GOAL: Scan the lines below for "settings"; report the number of lines that contain it, and only that.

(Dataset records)
"""

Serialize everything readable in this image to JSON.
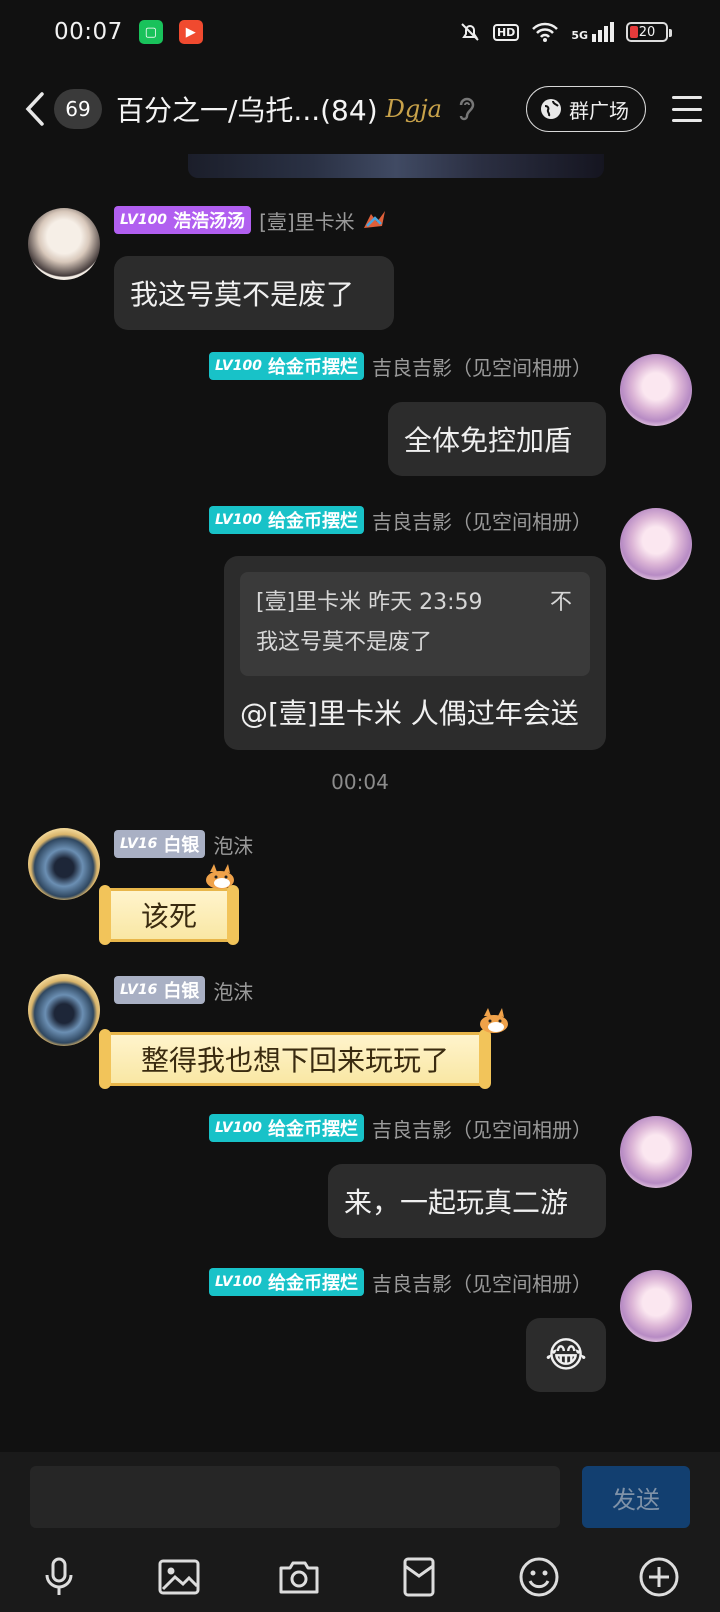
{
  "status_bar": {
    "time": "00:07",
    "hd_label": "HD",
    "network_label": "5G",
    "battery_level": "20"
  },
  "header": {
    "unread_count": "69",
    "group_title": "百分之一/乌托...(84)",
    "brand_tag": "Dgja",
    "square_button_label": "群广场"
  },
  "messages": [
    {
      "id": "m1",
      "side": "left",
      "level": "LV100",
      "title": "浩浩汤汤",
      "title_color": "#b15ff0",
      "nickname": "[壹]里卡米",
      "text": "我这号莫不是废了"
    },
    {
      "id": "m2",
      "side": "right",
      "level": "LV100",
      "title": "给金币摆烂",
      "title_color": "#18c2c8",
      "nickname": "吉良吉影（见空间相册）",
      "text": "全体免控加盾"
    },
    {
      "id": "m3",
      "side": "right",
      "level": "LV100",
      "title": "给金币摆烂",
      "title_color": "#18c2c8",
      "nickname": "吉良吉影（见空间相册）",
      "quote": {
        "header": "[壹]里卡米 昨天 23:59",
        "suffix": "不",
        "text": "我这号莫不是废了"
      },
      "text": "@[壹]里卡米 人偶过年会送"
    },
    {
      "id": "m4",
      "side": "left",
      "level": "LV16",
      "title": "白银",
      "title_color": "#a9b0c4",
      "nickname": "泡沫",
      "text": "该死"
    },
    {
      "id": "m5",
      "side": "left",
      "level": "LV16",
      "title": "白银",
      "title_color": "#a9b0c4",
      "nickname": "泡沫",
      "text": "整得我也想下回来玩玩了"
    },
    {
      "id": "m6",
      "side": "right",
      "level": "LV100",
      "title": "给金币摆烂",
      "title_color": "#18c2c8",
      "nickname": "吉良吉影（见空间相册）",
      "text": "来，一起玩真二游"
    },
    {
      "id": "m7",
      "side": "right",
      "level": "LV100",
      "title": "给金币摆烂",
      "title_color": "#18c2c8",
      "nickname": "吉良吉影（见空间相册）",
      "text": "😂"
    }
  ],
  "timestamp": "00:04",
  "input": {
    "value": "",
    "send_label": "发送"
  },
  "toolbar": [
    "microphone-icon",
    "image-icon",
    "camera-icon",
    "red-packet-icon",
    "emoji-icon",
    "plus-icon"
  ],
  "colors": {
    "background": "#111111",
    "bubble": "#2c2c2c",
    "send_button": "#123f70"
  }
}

"""
"""

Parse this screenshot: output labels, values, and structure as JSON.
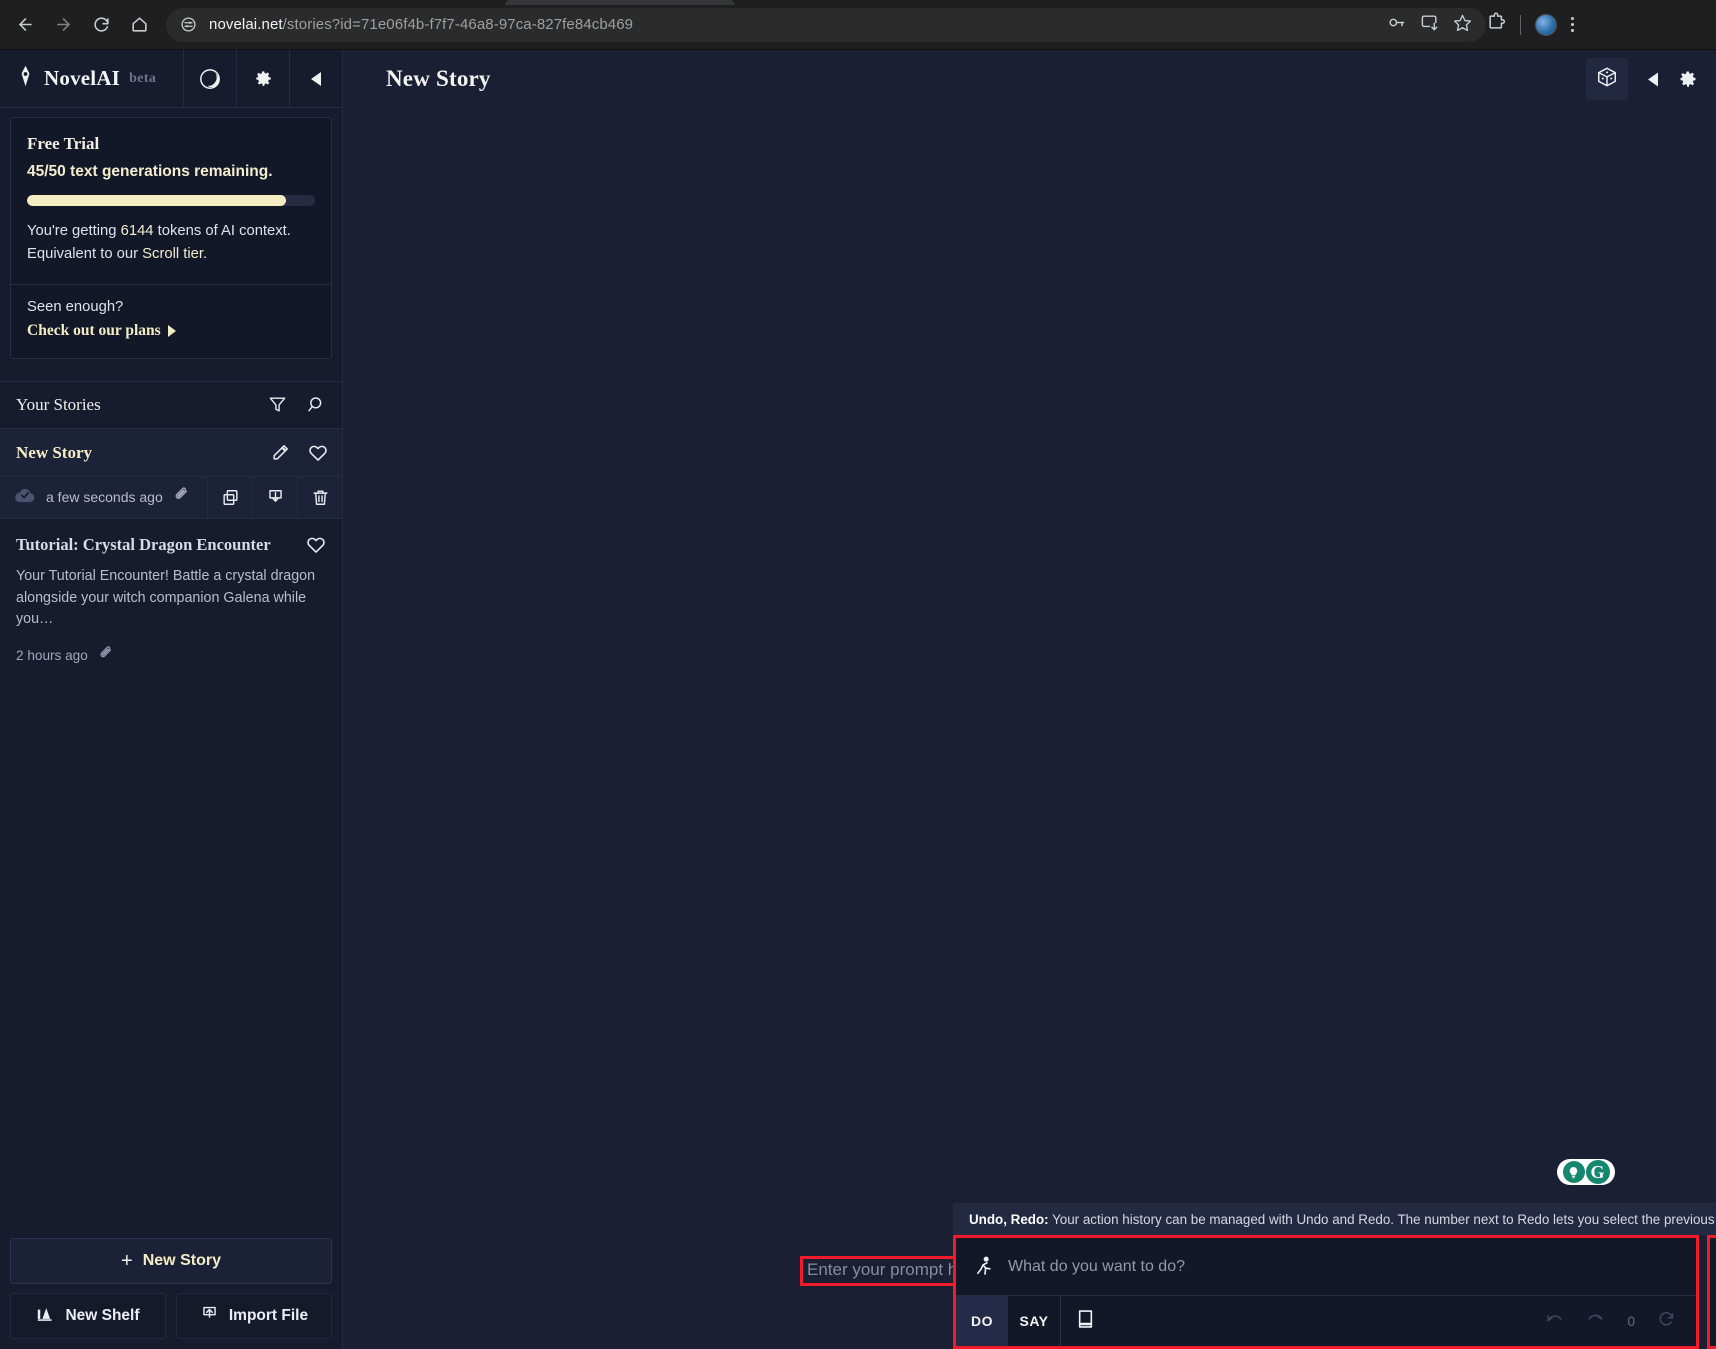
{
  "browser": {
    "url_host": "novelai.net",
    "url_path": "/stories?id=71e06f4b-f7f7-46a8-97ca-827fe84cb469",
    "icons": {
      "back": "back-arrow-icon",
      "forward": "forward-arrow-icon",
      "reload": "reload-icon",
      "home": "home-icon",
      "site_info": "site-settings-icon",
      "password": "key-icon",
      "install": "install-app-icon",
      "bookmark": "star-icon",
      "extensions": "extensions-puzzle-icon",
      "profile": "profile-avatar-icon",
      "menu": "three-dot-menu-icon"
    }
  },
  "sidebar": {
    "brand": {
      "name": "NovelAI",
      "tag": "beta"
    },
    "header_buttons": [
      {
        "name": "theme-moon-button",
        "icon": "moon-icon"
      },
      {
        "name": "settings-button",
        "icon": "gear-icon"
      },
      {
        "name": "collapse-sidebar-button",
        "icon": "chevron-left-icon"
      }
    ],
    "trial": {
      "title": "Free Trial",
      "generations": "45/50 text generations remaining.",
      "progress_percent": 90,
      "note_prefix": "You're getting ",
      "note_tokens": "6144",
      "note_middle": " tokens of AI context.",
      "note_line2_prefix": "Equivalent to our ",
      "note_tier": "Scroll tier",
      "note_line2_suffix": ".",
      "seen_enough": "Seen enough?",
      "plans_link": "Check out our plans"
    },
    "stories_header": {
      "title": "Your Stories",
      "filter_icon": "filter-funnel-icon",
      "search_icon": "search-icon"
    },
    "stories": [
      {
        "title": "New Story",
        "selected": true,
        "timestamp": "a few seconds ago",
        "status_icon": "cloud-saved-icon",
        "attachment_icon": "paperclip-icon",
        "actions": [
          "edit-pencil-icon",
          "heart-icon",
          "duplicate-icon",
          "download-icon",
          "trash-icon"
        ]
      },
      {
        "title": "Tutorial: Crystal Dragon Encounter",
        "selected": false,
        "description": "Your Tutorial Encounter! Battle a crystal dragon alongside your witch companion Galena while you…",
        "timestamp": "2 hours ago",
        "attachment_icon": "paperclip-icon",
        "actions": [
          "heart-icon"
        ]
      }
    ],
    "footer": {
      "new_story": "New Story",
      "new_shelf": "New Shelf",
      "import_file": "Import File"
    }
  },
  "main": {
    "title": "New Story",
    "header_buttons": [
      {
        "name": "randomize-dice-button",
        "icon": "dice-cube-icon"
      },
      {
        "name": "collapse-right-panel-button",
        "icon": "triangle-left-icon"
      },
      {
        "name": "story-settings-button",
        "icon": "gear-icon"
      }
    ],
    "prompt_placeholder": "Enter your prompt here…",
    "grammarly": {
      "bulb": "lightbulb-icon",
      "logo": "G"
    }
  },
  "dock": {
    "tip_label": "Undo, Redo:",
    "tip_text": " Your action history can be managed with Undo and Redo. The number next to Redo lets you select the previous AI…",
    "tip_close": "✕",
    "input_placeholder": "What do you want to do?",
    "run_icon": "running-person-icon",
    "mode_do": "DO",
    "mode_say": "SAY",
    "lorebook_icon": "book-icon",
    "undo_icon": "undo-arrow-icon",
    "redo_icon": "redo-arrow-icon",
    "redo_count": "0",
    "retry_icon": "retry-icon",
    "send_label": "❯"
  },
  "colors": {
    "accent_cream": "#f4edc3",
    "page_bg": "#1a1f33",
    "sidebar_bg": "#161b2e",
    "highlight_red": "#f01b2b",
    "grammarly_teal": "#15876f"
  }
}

"""

EXERCISE RESPONSE: 3